TEKS BACAAN:
^^^^^^^^
Mohon tunggu...
Kompasianer METTASIK
Kompasianer METTASIK Mohon Tunggu... Lainnya - Menulis itu Asyik, Berbagi Kebahagiaan dengan Cara Unik

Metta, Karuna, Mudita, Upekkha

Selanjutnya

Tutup

Filsafat Pilihan

Tentang Mudik, Cemas, Saddha, dan Karma

8 Mei 2022   07:15 Diperbarui: 8 Mei 2022   07:19 342
+
Laporkan Konten
Laporkan Akun
Kompasiana adalah platform blog. Konten ini menjadi tanggung jawab bloger dan tidak mewakili pandangan redaksi Kompas.
Lihat foto
Tentang Mudik, Cemas, Saddha, dan Karma (gambar:bbc.com, diolah pribadi)

Mudik, kebahagiaan yang dibaliknya tersimpan kisah penuh perjuangan. Ada teman bercerita bahwa waktu tempuh dari rumah tinggal sampai gerbang tol Cikampek saja mencapai 4 jam, biasanya cukup 30 menit. Ini baru gerbangnya lho, belum keseluruhan perjalanan.

Ada lagi yang cerita dari Serang Timur menuju gerbang tol merak harus ditempuh lebih dari 6 jam, padahal kalau kondisi normal cukup 15 menit saja. Jangan ditanya penderitaan kaki yang bertugas menjadi supir.

Antrian kendaraan yang mau menyeberang dengan kapal ferry mencapai KM 95 tol Merak. Tidak terbayang total waktu yang dibutuhkan dari rumahnya sampai berhasil naik ke kapal ferry.

Apakah teman-teman yang mudik tidak tahu bahwa akan mengalami macet hebat seperti ini? Sepuluh dari sepuluh teman yang ditanya, jawabannya adalah "Tahu".  Semua sudah tahu bahwa arus mudik tahun ini akan dasyat setelah 2 tahun kerinduan pulang kampung ditahan gara-gara si Covid.

Mereka tahu bahwa perjalanan akan berkali lipat lebih lama, tahu bahwa untuk masuk ke rest area harus berjuang. Ke toilet juga harus berjuang dengan antrian yang mengular, dan yang mau beli makanan pun tidak kalah panjang barisannya.

Selain masalah macet di perjalanan, mereka yang mudik menggunakan moda transportasi umum juga mempunyai kekhawatiran lain, yaitu isu keselamatan. Setelah bertahun-tahun bus-bus mendekam di garasi, apakah pemiliknya memeriksa kondisi bus benar-benar laik jalan? Sudahkah kondisi rem diperiksa? Apakah bapak supir nanti tidak kelelahan karena macet panjang? Dan kekhawatiran lain.
^^^^^^^^
PERINTAH KERJA A:
Ketik ulang bagian teks bacaan tentang mudik mulai dari "Apakah teman-teman yang" sampai "Dan kekhawatiran lain.".
PERINTAH KERJA B:
Menurut teks bacaan tentang mudik, berapa lama perjalanan dari Serang Timur menuju gerbang tol Merak?

DATA TERSIMPAN:
^^^^^^^^
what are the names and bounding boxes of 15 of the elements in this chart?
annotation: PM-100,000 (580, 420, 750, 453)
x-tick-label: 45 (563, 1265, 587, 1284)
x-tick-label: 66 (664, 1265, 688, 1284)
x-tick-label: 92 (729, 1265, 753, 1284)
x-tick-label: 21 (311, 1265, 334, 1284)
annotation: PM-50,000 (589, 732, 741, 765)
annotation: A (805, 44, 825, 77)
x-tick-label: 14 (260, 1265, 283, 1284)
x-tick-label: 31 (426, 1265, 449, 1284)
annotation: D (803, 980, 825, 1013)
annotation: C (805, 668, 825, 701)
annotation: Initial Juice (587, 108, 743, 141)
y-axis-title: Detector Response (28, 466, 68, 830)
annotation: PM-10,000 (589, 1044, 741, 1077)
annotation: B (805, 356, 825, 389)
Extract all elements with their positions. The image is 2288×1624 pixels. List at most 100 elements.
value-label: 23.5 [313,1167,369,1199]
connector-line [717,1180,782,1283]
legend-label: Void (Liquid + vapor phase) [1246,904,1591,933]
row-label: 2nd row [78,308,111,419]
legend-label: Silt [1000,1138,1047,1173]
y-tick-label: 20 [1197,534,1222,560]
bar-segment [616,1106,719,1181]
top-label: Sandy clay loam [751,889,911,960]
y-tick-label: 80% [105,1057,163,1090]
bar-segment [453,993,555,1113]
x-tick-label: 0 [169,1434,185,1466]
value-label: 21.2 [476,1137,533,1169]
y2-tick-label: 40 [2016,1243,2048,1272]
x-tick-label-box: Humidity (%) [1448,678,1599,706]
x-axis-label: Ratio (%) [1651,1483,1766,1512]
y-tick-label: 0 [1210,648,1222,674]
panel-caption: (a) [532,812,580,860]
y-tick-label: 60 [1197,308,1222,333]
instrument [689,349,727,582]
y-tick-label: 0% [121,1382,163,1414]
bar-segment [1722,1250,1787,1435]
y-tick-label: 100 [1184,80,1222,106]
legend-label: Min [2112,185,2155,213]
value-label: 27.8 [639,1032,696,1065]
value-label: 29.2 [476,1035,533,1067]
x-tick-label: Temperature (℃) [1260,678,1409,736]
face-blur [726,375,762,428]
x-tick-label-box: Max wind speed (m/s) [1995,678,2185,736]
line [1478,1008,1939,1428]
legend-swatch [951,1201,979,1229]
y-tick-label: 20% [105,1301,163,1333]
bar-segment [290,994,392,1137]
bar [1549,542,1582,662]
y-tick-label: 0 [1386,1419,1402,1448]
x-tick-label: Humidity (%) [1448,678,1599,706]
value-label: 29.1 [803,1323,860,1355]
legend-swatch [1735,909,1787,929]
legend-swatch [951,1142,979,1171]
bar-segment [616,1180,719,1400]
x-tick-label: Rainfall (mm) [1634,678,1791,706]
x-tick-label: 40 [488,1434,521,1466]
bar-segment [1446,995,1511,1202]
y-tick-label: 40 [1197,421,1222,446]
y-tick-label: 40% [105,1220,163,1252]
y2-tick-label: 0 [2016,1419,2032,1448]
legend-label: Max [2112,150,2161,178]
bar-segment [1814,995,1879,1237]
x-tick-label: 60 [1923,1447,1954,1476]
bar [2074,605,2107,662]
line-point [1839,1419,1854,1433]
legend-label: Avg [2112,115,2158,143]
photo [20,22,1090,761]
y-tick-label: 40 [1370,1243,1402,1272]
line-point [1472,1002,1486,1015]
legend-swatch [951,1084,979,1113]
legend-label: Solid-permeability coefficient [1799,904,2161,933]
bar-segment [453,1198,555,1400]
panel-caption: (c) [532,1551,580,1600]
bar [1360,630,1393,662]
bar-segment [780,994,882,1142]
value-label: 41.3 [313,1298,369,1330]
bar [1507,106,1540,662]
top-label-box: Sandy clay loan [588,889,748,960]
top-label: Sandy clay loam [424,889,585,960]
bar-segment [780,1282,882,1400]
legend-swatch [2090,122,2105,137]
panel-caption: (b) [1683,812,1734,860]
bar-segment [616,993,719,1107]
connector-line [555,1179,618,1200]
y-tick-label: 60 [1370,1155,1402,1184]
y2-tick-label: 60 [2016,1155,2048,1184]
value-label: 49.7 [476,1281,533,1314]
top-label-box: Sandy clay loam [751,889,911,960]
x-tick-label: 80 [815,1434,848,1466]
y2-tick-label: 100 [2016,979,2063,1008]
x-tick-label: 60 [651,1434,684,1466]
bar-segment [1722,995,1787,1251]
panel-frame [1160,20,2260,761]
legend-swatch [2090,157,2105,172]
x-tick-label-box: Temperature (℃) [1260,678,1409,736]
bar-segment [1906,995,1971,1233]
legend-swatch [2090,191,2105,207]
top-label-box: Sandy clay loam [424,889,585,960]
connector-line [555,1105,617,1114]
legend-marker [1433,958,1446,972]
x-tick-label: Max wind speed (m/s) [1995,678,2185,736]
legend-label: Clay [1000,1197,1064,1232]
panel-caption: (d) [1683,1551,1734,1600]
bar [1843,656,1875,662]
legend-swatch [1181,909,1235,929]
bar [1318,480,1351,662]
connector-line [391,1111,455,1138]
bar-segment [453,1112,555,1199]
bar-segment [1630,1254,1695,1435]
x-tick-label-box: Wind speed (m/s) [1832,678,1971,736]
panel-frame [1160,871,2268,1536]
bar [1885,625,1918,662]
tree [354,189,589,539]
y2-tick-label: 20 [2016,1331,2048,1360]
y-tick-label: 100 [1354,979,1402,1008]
^^^^^^^^
JAWABAN TUGAS A:
Apakah teman-teman yang mudik tidak tahu bahwa akan mengalami macet hebat seperti ini? Sepuluh dari sepuluh teman yang ditanya, jawabannya adalah "Tahu".  Semua sudah tahu bahwa arus mudik tahun ini akan dasyat setelah 2 tahun kerinduan pulang kampung ditahan gara-gara si Covid.

Mereka tahu bahwa perjalanan akan berkali lipat lebih lama, tahu bahwa untuk masuk ke rest area harus berjuang. Ke toilet juga harus berjuang dengan antrian yang mengular, dan yang mau beli makanan pun tidak kalah panjang barisannya.

Selain masalah macet di perjalanan, mereka yang mudik menggunakan moda transportasi umum juga mempunyai kekhawatiran lain, yaitu isu keselamatan. Setelah bertahun-tahun bus-bus mendekam di garasi, apakah pemiliknya memeriksa kondisi bus benar-benar laik jalan? Sudahkah kondisi rem diperiksa? Apakah bapak supir nanti tidak kelelahan karena macet panjang? Dan kekhawatiran lain.

JAWABAN TUGAS B:
Lebih dari 6 jam.